-- Material for this exercise start --

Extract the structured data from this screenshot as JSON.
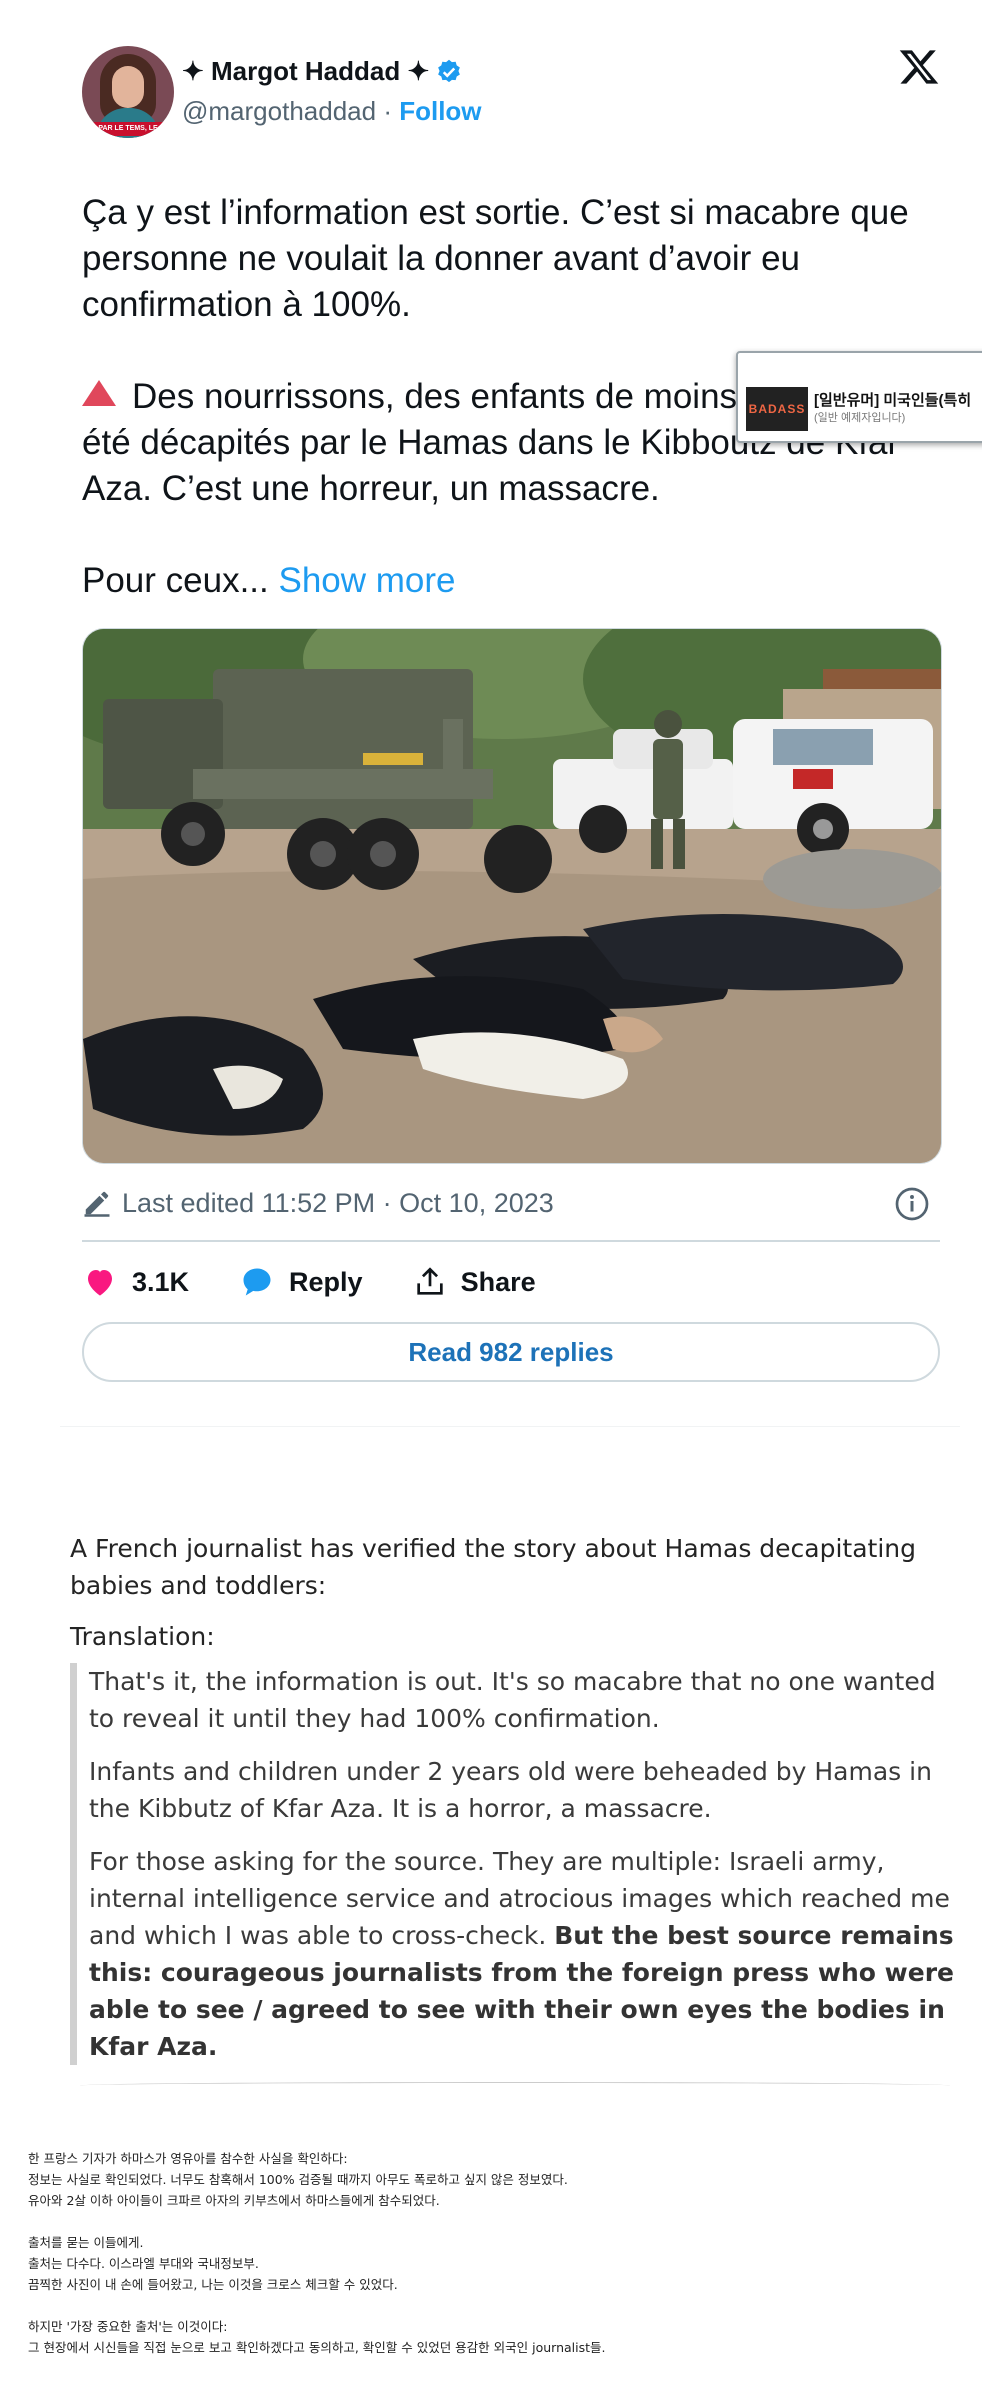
{
  "tweet": {
    "display_name": "✦ Margot Haddad ✦",
    "handle": "@margothaddad",
    "dot": "·",
    "follow_label": "Follow",
    "avatar_banner": "PAR LE TEMS, LE",
    "paragraphs": [
      "Ça y est l’information est sortie. C’est si macabre que personne ne voulait la donner avant d’avoir eu confirmation à 100%.",
      "Des nourrissons, des enfants de moins de 2 ans ont été décapités par le Hamas dans le Kibboutz de Kfar Aza. C’est une horreur, un massacre."
    ],
    "truncated_text": "Pour ceux...",
    "show_more_label": "Show more",
    "edited_text": "Last edited 11:52 PM · Oct 10, 2023",
    "likes_count": "3.1K",
    "reply_label": "Reply",
    "share_label": "Share",
    "read_replies_label": "Read 982 replies",
    "colors": {
      "accent": "#1d9bf0",
      "like": "#f91880",
      "warning": "#e0475b",
      "text": "#0f1419",
      "muted": "#536471"
    }
  },
  "ad": {
    "thumb_text": "BADASS",
    "title": "[일반유머] 미국인들(특히",
    "subtitle": "(일반 예제자입니다)"
  },
  "article": {
    "intro": "A French journalist has verified the story about Hamas decapitating babies and toddlers:",
    "translation_label": "Translation:",
    "quote_p1": "That's it, the information is out. It's so macabre that no one wanted to reveal it until they had 100% confirmation.",
    "quote_p2": "Infants and children under 2 years old were beheaded by Hamas in the Kibbutz of Kfar Aza. It is a horror, a massacre.",
    "quote_p3_plain": "For those asking for the source. They are multiple: Israeli army, internal intelligence service and atrocious images which reached me and which I was able to cross-check. ",
    "quote_p3_bold": "But the best source remains this: courageous journalists from the foreign press who were able to see / agreed to see with their own eyes the bodies in Kfar Aza."
  },
  "korean": {
    "lines": [
      "한 프랑스 기자가 하마스가 영유아를 참수한 사실을 확인하다:",
      "정보는 사실로 확인되었다. 너무도 참혹해서 100% 검증될 때까지 아무도 폭로하고 싶지 않은 정보였다.",
      "유아와 2살 이하 아이들이 크파르 아자의 키부츠에서 하마스들에게 참수되었다.",
      "",
      "출처를 묻는 이들에게.",
      "출처는 다수다. 이스라엘 부대와 국내정보부.",
      "끔찍한 사진이 내 손에 들어왔고, 나는 이것을 크로스 체크할 수 있었다.",
      "",
      "하지만 '가장 중요한 출처'는 이것이다:",
      "그 현장에서 시신들을 직접 눈으로 보고 확인하겠다고 동의하고,  확인할 수 있었던 용감한 외국인 journalist들."
    ]
  }
}
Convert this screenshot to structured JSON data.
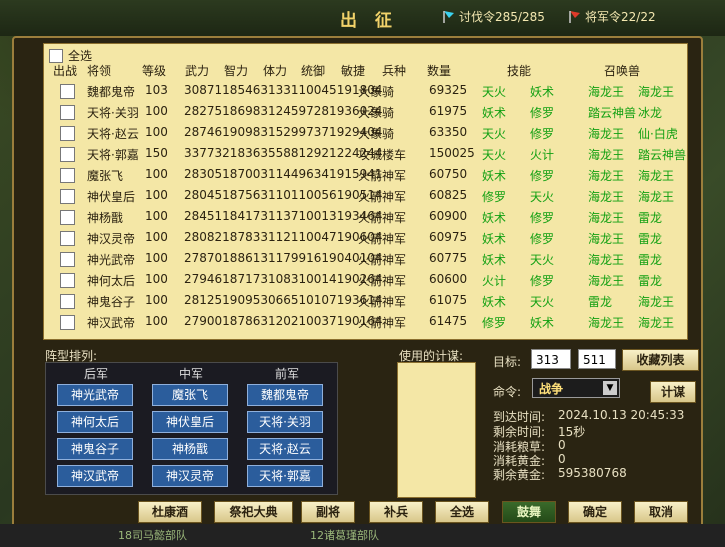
{
  "header": {
    "title": "出 征",
    "tao_fa": "讨伐令285/285",
    "jiang_jun": "将军令22/22"
  },
  "list": {
    "select_all": "全选",
    "columns": [
      "出战",
      "将领",
      "等级",
      "武力",
      "智力",
      "体力",
      "统御",
      "敏捷",
      "兵种",
      "数量",
      "技能",
      "召唤兽"
    ],
    "rows": [
      {
        "name": "魏都鬼帝",
        "level": "103",
        "stats": "30871185463133110045191804",
        "troop": "大象骑",
        "qty": "69325",
        "s1": "天火",
        "s2": "妖术",
        "b1": "海龙王",
        "b2": "海龙王"
      },
      {
        "name": "天将·关羽",
        "level": "100",
        "stats": "28275186983124597281936024",
        "troop": "大象骑",
        "qty": "61975",
        "s1": "妖术",
        "s2": "修罗",
        "b1": "踏云神兽",
        "b2": "冰龙"
      },
      {
        "name": "天将·赵云",
        "level": "100",
        "stats": "28746190983152997371929404",
        "troop": "大象骑",
        "qty": "63350",
        "s1": "天火",
        "s2": "修罗",
        "b1": "海龙王",
        "b2": "仙·白虎"
      },
      {
        "name": "天将·郭嘉",
        "level": "150",
        "stats": "33773218363558812921224244",
        "troop": "攻城楼车",
        "qty": "150025",
        "s1": "天火",
        "s2": "火计",
        "b1": "海龙王",
        "b2": "踏云神兽"
      },
      {
        "name": "魔张飞",
        "level": "100",
        "stats": "28305187003114496341915941",
        "troop": "火箭神军",
        "qty": "60750",
        "s1": "妖术",
        "s2": "修罗",
        "b1": "海龙王",
        "b2": "海龙王"
      },
      {
        "name": "神伏皇后",
        "level": "100",
        "stats": "28045187563110110056190514",
        "troop": "火箭神军",
        "qty": "60825",
        "s1": "修罗",
        "s2": "天火",
        "b1": "海龙王",
        "b2": "海龙王"
      },
      {
        "name": "神杨戬",
        "level": "100",
        "stats": "28451184173113710013193464",
        "troop": "火箭神军",
        "qty": "60900",
        "s1": "妖术",
        "s2": "修罗",
        "b1": "海龙王",
        "b2": "雷龙"
      },
      {
        "name": "神汉灵帝",
        "level": "100",
        "stats": "28082187833112110047190604",
        "troop": "火箭神军",
        "qty": "60975",
        "s1": "妖术",
        "s2": "修罗",
        "b1": "海龙王",
        "b2": "雷龙"
      },
      {
        "name": "神光武帝",
        "level": "100",
        "stats": "27870188613117991619040104",
        "troop": "火箭神军",
        "qty": "60775",
        "s1": "妖术",
        "s2": "天火",
        "b1": "海龙王",
        "b2": "雷龙"
      },
      {
        "name": "神何太后",
        "level": "100",
        "stats": "27946187173108310014190264",
        "troop": "火箭神军",
        "qty": "60600",
        "s1": "火计",
        "s2": "修罗",
        "b1": "海龙王",
        "b2": "雷龙"
      },
      {
        "name": "神鬼谷子",
        "level": "100",
        "stats": "28125190953066510107193614",
        "troop": "火箭神军",
        "qty": "61075",
        "s1": "妖术",
        "s2": "天火",
        "b1": "雷龙",
        "b2": "海龙王"
      },
      {
        "name": "神汉武帝",
        "level": "100",
        "stats": "27900187863120210037190164",
        "troop": "火箭神军",
        "qty": "61475",
        "s1": "修罗",
        "s2": "妖术",
        "b1": "海龙王",
        "b2": "海龙王"
      }
    ]
  },
  "formation": {
    "title": "阵型排列:",
    "headers": [
      "后军",
      "中军",
      "前军"
    ],
    "cells": [
      [
        "神光武帝",
        "魔张飞",
        "魏都鬼帝"
      ],
      [
        "神何太后",
        "神伏皇后",
        "天将·关羽"
      ],
      [
        "神鬼谷子",
        "神杨戬",
        "天将·赵云"
      ],
      [
        "神汉武帝",
        "神汉灵帝",
        "天将·郭嘉"
      ]
    ]
  },
  "strategy": {
    "title": "使用的计谋:"
  },
  "target": {
    "label": "目标:",
    "x": "313",
    "y": "511",
    "collect_btn": "收藏列表"
  },
  "command": {
    "label": "命令:",
    "value": "战争",
    "plan_btn": "计谋"
  },
  "info": {
    "arrive_label": "到达时间:",
    "arrive_value": "2024.10.13  20:45:33",
    "remain_label": "剩余时间:",
    "remain_value": "15秒",
    "food_label": "消耗粮草:",
    "food_value": "0",
    "gold_label": "消耗黄金:",
    "gold_value": "0",
    "left_gold_label": "剩余黄金:",
    "left_gold_value": "595380768"
  },
  "buttons": [
    "杜康酒",
    "祭祀大典",
    "副将",
    "补兵",
    "全选",
    "鼓舞",
    "确定",
    "取消"
  ],
  "bottom": {
    "left": "18司马懿部队",
    "right": "12诸葛瑾部队"
  }
}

-- Material for this exercise end --

→ Aim of the task: Copy out each line of the data where the string "structured" appears.

→ Task answer:
Extract the structured data from this screenshot as JSON.
Convert this screenshot to structured JSON data.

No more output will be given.